Mayor Kamzy and a Diaspora gender intervention

Posted by harimpeiris on January 24, 2019

By Harim Peiris

(Published online in the Island on 24th January 2019)

Meeting President Maithripala Sirisena, earlier this month, for a courtesy call, which lasted longer than originally anticipated, was Jaffna born, Deputy Mayor of the Norwegian capital city of Oslo, Kamzy Gunaratnam. Born in Jaffna, to parents who both hailed from the peninsular, her parents took their young family and fled the fighting up North and the country as refugees, when she was three years old and eventually ended up in Norway.

A little over a decade later, Kamzy as a teenager got actively involved in the youth movement of the left of center Labor party and rose up the ranks of its youth movement. As a politically conscious teenager, she was also active in the Tamil Diaspora politics. She sang and danced at the Maveer Naal remembrances for those who died fighting for the LTTE.  In 2011, she was an organizer of a summer political youth camp by her party when the camp was attacked by a single Norwegian right-wing extremist, Anders Breivik, who shot and killed sixty-nine young people on the Island. Kamzy herself had to swim in the sea to escape, as Breivik shot at her and other young campers. It was the worst violence on Norwegian soil since the end of the second world war.

Ten years ago, then still a teenager, at just nineteen years of age, she was elected from the Labor Party as a Municipal Councilor, in Norway’s biggest city and capital of Oslo, setting a record as one of the youngest councilors ever elected. Re-elected, at twenty-five she became Oslo’s youngest every Deputy Mayor. Now at the age of twenty-nine, she is a firm favorite to become the next Mayor of Oslo in elections due in September this year. A remarkable journey for a young woman, from Jaffna to the pinnacles of Oslo City Hall, from refugee to mayor.

__STATED EXERCISE 1__
Output everything from the start of the entries down to the line containing "401, 391, 411]", including that line, as a Markdown table with the columns Row and Line, numbering each row and leaving out blank lines.
The entries have no connection to the article about Kamzy Gunaratnam.

__DATA FOR PROCESSING__
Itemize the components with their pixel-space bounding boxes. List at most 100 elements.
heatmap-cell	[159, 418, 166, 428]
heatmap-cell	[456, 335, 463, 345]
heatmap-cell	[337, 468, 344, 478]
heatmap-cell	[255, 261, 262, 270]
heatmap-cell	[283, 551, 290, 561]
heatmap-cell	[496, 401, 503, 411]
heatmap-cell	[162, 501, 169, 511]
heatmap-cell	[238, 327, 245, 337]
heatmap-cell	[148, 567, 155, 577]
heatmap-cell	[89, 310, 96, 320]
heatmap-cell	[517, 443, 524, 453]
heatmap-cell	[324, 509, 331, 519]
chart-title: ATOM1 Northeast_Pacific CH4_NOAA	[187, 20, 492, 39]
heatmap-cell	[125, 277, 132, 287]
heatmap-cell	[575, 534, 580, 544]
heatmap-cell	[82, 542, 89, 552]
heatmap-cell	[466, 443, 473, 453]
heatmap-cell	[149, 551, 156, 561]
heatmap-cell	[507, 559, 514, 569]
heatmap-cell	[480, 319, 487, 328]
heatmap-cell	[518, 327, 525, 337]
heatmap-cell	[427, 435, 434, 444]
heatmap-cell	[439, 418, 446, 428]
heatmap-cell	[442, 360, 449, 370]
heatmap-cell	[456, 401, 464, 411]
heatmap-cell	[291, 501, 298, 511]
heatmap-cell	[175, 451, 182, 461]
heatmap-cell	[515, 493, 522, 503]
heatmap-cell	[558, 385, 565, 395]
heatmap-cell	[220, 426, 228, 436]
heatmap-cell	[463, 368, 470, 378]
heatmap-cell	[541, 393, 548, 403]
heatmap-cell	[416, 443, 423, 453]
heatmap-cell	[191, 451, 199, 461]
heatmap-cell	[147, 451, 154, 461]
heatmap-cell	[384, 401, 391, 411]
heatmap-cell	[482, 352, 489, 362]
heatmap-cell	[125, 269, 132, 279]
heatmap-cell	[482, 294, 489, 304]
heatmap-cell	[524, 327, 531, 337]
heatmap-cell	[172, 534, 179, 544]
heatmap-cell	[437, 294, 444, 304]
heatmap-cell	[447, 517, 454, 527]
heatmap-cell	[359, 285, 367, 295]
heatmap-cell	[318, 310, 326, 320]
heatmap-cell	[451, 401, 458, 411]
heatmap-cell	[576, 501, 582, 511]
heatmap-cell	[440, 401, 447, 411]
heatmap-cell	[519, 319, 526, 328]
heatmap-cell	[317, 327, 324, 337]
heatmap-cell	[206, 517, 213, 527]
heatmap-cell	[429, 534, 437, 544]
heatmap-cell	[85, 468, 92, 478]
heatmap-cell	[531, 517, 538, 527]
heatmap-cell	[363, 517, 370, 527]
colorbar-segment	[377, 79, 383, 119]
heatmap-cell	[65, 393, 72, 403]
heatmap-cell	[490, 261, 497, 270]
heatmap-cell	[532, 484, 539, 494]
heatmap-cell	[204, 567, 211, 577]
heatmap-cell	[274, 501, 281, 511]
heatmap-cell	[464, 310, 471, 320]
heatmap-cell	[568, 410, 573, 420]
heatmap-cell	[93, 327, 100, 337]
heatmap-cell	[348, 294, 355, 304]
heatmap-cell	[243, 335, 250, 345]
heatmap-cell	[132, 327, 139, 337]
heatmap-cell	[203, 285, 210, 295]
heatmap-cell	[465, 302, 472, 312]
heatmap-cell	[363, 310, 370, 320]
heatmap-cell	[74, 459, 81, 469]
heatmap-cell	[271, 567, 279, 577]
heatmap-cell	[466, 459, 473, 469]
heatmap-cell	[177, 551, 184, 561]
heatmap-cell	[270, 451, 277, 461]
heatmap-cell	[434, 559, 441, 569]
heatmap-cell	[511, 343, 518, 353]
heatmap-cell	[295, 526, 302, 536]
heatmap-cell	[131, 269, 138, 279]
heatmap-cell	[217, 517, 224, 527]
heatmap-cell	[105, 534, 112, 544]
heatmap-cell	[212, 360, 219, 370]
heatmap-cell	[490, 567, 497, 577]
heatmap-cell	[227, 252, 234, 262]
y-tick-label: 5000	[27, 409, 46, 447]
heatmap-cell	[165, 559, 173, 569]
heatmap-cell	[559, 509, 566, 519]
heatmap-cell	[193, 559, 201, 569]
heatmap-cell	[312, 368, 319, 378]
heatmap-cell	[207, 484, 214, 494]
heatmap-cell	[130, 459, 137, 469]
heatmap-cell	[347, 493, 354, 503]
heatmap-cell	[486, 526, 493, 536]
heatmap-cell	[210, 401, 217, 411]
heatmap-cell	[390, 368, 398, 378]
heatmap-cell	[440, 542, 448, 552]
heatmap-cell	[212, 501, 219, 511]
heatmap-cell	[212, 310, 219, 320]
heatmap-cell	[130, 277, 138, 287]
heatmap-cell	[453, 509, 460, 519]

__STATED EXERCISE 2__
According to the article about Kamzy Gunaratnam, how old was she when she was first elected as a Municipal Councilor in Oslo?

__TASK ANSWER 1__
| Row | Line |
|---|---|
| 1 | Itemize the components with their pixel-space bounding boxes. List at most 100 elements. |
| 2 | heatmap-cell	[159, 418, 166, 428] |
| 3 | heatmap-cell	[456, 335, 463, 345] |
| 4 | heatmap-cell	[337, 468, 344, 478] |
| 5 | heatmap-cell	[255, 261, 262, 270] |
| 6 | heatmap-cell	[283, 551, 290, 561] |
| 7 | heatmap-cell	[496, 401, 503, 411] |
| 8 | heatmap-cell	[162, 501, 169, 511] |
| 9 | heatmap-cell	[238, 327, 245, 337] |
| 10 | heatmap-cell	[148, 567, 155, 577] |
| 11 | heatmap-cell	[89, 310, 96, 320] |
| 12 | heatmap-cell	[517, 443, 524, 453] |
| 13 | heatmap-cell	[324, 509, 331, 519] |
| 14 | chart-title: ATOM1 Northeast_Pacific CH4_NOAA	[187, 20, 492, 39] |
| 15 | heatmap-cell	[125, 277, 132, 287] |
| 16 | heatmap-cell	[575, 534, 580, 544] |
| 17 | heatmap-cell	[82, 542, 89, 552] |
| 18 | heatmap-cell	[466, 443, 473, 453] |
| 19 | heatmap-cell	[149, 551, 156, 561] |
| 20 | heatmap-cell	[507, 559, 514, 569] |
| 21 | heatmap-cell	[480, 319, 487, 328] |
| 22 | heatmap-cell	[518, 327, 525, 337] |
| 23 | heatmap-cell	[427, 435, 434, 444] |
| 24 | heatmap-cell	[439, 418, 446, 428] |
| 25 | heatmap-cell	[442, 360, 449, 370] |
| 26 | heatmap-cell	[456, 401, 464, 411] |
| 27 | heatmap-cell	[291, 501, 298, 511] |
| 28 | heatmap-cell	[175, 451, 182, 461] |
| 29 | heatmap-cell	[515, 493, 522, 503] |
| 30 | heatmap-cell	[558, 385, 565, 395] |
| 31 | heatmap-cell	[220, 426, 228, 436] |
| 32 | heatmap-cell	[463, 368, 470, 378] |
| 33 | heatmap-cell	[541, 393, 548, 403] |
| 34 | heatmap-cell	[416, 443, 423, 453] |
| 35 | heatmap-cell	[191, 451, 199, 461] |
| 36 | heatmap-cell	[147, 451, 154, 461] |
| 37 | heatmap-cell	[384, 401, 391, 411] |

__TASK ANSWER 2__
She was nineteen.